[start of Material shown]
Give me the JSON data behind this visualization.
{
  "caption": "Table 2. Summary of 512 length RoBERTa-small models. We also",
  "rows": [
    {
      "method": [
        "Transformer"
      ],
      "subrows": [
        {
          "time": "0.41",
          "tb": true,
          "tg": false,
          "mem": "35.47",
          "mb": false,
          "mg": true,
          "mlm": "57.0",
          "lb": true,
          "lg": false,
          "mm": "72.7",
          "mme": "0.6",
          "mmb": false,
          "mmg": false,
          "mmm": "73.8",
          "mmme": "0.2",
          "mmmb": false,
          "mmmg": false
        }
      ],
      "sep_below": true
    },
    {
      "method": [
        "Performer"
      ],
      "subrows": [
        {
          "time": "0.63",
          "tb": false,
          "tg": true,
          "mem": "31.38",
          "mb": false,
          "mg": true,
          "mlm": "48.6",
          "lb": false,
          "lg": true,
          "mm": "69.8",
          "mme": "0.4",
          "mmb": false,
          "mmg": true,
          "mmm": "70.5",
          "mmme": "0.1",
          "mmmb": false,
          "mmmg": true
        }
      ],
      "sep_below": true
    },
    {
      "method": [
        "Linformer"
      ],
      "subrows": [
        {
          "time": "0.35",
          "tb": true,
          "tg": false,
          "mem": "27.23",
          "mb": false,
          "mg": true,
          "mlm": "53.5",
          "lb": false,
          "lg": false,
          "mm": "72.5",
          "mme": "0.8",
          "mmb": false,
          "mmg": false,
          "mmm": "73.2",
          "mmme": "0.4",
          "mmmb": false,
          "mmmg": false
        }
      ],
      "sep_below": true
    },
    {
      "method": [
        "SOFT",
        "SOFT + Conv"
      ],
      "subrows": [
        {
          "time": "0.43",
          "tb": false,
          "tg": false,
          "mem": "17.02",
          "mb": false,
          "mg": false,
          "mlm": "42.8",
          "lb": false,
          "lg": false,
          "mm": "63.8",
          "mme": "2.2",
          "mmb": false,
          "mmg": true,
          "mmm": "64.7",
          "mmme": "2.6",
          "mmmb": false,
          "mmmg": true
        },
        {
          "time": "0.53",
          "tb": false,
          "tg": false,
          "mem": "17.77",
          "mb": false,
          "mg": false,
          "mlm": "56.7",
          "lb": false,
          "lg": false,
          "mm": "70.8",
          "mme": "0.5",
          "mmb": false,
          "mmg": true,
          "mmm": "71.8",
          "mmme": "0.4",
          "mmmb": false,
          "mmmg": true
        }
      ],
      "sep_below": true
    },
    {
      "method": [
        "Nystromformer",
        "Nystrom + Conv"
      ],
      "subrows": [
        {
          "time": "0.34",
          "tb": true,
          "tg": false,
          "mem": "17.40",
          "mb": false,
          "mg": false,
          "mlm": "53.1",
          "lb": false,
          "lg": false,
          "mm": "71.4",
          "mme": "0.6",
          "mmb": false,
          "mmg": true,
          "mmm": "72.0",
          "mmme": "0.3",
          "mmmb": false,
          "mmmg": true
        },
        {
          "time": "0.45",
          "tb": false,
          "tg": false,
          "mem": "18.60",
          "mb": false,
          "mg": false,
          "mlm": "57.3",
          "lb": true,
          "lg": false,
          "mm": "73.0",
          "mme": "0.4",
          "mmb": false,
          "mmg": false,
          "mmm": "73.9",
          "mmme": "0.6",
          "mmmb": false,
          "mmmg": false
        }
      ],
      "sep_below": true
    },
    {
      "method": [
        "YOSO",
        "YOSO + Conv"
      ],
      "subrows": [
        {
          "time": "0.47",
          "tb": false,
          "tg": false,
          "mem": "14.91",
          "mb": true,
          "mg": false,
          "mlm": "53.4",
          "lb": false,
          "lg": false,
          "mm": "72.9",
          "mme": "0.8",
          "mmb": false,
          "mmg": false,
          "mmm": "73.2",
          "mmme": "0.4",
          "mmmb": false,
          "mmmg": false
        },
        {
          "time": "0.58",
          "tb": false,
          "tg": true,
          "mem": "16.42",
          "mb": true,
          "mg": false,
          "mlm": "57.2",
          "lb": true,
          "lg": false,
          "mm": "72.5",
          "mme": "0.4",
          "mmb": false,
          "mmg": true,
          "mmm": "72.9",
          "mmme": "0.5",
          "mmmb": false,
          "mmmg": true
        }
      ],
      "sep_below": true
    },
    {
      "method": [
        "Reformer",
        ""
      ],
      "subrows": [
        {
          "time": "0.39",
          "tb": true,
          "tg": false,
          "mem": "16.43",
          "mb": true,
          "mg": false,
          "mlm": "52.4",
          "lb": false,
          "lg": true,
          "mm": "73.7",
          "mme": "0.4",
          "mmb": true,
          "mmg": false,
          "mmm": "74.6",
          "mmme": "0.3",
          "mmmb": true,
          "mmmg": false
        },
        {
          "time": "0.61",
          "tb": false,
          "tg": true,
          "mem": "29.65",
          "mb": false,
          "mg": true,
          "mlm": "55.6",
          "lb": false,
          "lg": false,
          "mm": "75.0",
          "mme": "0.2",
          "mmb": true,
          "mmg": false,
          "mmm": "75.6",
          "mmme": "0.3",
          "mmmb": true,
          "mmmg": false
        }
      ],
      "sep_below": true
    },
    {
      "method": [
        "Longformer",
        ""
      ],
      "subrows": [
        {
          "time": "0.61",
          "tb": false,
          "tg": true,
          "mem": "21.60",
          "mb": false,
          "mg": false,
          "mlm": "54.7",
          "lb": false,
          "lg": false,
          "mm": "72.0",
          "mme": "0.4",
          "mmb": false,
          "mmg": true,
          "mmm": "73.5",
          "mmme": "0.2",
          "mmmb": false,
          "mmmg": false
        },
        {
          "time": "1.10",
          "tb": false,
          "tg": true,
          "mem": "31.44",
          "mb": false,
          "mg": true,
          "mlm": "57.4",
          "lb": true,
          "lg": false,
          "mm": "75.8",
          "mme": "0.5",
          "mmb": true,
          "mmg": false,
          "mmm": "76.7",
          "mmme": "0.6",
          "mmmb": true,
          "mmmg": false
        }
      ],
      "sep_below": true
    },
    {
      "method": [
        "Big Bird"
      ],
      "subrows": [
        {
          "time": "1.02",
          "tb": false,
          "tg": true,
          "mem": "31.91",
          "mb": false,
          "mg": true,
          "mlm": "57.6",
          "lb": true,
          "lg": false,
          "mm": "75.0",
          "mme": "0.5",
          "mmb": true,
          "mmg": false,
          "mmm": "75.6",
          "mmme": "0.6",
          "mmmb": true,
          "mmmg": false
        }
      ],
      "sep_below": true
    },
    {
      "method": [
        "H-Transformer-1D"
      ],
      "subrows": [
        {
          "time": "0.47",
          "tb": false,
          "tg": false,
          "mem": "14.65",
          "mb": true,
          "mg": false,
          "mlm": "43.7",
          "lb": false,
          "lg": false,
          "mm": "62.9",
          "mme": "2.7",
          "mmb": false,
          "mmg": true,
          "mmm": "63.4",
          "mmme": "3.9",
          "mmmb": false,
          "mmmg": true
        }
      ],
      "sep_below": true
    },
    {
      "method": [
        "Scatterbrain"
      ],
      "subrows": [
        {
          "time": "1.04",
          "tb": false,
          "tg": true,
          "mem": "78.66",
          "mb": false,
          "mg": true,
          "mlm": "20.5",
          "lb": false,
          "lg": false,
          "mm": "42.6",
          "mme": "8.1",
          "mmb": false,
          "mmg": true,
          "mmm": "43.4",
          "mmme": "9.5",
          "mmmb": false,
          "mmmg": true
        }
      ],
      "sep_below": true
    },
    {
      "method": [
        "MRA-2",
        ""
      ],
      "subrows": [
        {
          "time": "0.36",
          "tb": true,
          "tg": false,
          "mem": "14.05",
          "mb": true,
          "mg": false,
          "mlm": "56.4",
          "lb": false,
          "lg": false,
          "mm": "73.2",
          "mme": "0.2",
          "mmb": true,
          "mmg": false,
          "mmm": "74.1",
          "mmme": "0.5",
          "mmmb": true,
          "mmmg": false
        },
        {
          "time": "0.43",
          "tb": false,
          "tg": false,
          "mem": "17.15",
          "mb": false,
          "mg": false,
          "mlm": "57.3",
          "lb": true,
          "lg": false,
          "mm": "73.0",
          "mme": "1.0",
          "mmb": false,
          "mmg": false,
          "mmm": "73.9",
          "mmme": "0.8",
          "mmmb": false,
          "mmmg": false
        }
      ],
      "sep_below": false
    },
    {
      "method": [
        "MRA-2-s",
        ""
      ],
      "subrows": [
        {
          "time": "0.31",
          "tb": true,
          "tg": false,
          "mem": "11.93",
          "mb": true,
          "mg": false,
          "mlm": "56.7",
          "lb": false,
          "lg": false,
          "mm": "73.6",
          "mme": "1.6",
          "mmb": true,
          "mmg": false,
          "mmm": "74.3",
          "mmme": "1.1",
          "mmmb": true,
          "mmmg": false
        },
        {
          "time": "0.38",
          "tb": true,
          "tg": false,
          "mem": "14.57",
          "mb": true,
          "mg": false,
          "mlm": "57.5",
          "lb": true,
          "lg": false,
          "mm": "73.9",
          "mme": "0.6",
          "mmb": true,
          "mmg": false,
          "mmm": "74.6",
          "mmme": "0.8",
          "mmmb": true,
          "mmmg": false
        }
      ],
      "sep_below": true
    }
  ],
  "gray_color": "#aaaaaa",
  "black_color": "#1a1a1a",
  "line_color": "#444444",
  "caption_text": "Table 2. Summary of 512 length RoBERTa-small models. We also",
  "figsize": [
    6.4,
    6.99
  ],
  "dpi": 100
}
[end of Material shown]
Report the number of lines of the listing above that hold the string "length", with no other text.

2